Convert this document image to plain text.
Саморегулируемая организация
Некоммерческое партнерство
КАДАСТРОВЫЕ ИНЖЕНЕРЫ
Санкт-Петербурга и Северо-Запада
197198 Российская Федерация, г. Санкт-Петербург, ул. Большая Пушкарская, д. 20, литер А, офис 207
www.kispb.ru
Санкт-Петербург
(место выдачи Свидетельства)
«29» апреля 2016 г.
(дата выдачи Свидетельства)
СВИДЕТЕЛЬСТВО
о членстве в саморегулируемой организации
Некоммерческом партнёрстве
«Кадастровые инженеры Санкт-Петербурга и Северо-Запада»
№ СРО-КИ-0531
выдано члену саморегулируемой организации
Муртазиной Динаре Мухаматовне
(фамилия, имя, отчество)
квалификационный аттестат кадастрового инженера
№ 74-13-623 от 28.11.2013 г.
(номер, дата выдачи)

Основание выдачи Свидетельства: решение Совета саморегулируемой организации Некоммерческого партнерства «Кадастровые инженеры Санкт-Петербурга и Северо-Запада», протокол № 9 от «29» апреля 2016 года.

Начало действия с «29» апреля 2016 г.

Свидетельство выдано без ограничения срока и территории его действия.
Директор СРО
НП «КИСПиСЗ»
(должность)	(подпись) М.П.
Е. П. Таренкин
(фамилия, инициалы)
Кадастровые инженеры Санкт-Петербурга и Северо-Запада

* * * * * * *

▶ [Required work] Quote all the records. Keep every word exact.

▶ [Reply]
Convert this document image to plain text.
Саморегулируемая организация
Некоммерческое партнерство
КАДАСТРОВЫЕ ИНЖЕНЕРЫ
Санкт-Петербурга и Северо-Запада
197198 Российская Федерация, г. Санкт-Петербург, ул. Большая Пушкарская, д. 20, литер А, офис 207
www.kispb.ru
Санкт-Петербург
(место выдачи Свидетельства)
«29» апреля 2016 г.
(дата выдачи Свидетельства)
СВИДЕТЕЛЬСТВО
о членстве в саморегулируемой организации
Некоммерческом партнёрстве
«Кадастровые инженеры Санкт-Петербурга и Северо-Запада»
№ СРО-КИ-0531
выдано члену саморегулируемой организации
Муртазиной Динаре Мухаматовне
(фамилия, имя, отчество)
квалификационный аттестат кадастрового инженера
№ 74-13-623 от 28.11.2013 г.
(номер, дата выдачи)

Основание выдачи Свидетельства: решение Совета саморегулируемой организации Некоммерческого партнерства «Кадастровые инженеры Санкт-Петербурга и Северо-Запада», протокол № 9 от «29» апреля 2016 года.

Начало действия с «29» апреля 2016 г.

Свидетельство выдано без ограничения срока и территории его действия.
Директор СРО
НП «КИСПиСЗ»
(должность)	(подпись) М.П.
Е. П. Таренкин
(фамилия, инициалы)
Кадастровые инженеры Санкт-Петербурга и Северо-Запада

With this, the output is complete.